§ **WHAT NEEDS TO BE DONE**: Scan the entries below and extract each line with the word "محاسبه" in it.

§ **PROVIDED RECORDS**:
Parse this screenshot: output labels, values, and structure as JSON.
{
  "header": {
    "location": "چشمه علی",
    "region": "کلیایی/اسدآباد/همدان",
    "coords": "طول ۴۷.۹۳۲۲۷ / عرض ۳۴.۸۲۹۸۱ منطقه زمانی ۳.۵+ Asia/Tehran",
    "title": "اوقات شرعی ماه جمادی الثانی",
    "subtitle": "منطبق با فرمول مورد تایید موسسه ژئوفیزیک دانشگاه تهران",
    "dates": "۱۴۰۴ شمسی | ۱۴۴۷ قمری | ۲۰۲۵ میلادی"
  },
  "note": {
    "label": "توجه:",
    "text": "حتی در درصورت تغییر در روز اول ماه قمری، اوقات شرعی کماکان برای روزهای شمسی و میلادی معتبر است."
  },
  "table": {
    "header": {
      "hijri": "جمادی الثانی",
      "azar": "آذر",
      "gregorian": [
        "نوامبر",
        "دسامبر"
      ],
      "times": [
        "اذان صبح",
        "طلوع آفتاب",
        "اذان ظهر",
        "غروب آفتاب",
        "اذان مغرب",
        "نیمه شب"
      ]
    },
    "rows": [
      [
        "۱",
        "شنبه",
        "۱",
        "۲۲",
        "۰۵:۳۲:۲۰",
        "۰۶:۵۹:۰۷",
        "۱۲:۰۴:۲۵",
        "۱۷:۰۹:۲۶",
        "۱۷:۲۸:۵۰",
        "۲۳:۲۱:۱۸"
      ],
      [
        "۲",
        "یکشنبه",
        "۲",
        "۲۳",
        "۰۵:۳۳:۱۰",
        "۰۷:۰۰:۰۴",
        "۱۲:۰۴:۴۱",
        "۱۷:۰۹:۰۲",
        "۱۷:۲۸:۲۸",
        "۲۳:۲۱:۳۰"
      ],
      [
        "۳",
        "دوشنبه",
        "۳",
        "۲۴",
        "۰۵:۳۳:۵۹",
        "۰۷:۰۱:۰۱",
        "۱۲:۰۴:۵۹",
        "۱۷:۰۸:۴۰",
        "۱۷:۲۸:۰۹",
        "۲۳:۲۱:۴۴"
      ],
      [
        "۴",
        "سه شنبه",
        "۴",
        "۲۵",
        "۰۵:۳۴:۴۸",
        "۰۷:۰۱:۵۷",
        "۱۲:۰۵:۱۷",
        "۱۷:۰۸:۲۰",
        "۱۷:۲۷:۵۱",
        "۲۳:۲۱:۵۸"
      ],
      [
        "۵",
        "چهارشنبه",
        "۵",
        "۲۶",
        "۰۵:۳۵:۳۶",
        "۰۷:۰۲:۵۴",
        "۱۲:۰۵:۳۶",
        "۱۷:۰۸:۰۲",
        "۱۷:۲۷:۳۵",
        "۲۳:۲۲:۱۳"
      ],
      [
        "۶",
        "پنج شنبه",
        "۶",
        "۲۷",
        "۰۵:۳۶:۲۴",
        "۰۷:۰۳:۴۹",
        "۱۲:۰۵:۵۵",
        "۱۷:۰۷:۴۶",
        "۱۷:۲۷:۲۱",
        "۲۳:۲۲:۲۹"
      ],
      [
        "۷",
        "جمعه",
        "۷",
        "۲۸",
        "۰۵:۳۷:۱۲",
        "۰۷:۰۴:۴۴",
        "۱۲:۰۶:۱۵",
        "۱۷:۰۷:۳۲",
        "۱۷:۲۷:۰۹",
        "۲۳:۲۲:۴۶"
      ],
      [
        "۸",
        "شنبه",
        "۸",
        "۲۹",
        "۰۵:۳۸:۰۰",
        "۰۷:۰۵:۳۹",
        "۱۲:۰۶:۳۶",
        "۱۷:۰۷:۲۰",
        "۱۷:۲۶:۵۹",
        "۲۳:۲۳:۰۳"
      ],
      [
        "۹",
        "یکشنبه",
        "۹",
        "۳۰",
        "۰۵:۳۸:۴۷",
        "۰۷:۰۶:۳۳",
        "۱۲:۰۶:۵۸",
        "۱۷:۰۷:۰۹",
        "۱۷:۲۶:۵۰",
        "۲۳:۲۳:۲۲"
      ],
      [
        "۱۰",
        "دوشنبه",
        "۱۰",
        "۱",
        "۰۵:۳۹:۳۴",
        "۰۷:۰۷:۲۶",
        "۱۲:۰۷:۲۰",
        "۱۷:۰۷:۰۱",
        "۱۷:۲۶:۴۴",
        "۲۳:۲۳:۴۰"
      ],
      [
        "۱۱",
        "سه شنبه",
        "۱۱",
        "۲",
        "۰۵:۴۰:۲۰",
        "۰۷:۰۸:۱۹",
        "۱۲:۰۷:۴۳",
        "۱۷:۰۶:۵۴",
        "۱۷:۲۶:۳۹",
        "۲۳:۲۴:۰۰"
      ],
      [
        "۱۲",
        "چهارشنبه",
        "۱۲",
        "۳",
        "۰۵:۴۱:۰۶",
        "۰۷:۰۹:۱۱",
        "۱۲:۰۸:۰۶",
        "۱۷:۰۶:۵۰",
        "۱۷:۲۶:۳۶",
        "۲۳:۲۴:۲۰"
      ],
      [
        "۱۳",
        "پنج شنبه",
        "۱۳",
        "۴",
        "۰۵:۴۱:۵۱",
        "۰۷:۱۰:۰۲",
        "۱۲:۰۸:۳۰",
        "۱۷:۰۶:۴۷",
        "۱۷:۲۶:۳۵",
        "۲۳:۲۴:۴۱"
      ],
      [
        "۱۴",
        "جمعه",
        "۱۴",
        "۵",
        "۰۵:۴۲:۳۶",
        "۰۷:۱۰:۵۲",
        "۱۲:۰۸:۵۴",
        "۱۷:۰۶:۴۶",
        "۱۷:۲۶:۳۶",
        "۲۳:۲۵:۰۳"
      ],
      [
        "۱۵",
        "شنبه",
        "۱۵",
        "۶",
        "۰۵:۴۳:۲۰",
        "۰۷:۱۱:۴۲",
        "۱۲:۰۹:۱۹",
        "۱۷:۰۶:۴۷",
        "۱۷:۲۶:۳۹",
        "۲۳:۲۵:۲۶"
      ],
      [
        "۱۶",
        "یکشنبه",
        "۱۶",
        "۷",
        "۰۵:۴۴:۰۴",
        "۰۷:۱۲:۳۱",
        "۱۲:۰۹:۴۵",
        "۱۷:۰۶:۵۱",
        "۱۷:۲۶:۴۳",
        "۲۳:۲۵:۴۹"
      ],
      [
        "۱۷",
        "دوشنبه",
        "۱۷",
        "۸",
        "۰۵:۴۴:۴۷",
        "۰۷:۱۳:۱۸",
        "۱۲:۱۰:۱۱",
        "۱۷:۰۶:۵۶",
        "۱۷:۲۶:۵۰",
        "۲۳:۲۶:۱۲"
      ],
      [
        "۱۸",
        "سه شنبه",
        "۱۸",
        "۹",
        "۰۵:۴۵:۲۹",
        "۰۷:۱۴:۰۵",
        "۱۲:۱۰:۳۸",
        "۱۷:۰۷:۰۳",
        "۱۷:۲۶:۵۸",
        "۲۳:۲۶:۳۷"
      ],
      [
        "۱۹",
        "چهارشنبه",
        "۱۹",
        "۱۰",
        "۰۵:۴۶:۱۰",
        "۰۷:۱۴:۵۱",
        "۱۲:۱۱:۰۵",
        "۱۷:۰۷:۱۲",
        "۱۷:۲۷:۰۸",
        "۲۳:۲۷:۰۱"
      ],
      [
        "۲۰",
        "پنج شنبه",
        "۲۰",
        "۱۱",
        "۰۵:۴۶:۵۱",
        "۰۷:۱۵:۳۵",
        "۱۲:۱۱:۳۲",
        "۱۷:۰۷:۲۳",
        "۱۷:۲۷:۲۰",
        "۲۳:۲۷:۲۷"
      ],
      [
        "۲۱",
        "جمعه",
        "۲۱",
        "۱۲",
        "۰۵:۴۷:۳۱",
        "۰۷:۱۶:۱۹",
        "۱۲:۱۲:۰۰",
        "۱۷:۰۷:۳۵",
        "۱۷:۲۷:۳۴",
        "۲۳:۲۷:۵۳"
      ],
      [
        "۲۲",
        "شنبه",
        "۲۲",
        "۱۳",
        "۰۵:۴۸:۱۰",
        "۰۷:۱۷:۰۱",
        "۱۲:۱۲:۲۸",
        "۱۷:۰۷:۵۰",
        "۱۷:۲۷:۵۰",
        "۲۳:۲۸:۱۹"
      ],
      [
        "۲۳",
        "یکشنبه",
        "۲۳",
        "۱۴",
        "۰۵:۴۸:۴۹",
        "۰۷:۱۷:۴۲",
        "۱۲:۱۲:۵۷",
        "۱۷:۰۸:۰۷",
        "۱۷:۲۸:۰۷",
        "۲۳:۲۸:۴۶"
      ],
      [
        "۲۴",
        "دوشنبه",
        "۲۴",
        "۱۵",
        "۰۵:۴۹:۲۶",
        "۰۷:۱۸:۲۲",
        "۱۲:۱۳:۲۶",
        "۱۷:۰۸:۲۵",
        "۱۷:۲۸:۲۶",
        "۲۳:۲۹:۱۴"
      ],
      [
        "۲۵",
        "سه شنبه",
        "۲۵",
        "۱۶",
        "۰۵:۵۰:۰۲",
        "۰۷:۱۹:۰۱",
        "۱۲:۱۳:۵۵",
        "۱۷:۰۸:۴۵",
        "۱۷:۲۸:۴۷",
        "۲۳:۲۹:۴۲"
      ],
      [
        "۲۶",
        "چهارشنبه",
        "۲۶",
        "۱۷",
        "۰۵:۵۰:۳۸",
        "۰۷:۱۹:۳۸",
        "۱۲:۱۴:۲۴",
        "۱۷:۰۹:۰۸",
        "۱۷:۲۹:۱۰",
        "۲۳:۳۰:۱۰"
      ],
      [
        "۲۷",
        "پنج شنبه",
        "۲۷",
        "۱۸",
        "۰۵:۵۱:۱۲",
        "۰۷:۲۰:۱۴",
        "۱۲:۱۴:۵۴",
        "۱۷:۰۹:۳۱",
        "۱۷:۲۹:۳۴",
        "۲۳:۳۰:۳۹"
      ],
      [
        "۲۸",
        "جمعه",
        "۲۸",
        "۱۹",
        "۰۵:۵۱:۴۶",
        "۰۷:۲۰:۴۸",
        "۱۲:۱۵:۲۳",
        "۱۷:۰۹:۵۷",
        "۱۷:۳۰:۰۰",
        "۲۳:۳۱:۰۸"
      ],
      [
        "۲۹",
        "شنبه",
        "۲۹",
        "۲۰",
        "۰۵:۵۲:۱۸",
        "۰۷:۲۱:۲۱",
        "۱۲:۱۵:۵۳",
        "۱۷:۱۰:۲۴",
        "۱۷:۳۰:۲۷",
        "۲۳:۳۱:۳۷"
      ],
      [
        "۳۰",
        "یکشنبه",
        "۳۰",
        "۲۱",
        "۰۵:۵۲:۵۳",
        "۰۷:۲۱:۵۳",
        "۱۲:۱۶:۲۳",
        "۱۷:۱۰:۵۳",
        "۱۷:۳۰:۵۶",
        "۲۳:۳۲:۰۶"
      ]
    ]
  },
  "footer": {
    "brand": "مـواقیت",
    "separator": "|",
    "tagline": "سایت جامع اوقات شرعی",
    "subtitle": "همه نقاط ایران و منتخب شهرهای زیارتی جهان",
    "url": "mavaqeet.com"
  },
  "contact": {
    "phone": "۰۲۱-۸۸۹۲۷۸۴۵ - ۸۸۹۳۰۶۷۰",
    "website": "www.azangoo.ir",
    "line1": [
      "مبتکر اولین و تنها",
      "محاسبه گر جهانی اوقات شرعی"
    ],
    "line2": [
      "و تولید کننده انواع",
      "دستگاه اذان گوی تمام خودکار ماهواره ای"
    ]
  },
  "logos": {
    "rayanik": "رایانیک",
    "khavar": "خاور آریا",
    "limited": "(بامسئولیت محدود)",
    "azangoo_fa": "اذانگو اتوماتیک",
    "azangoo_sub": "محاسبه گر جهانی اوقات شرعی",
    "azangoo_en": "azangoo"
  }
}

§ **ANSWER TO THE PROBLEM**:
      "محاسبه گر جهانی اوقات شرعی"
    "azangoo_sub": "محاسبه گر جهانی اوقات شرعی",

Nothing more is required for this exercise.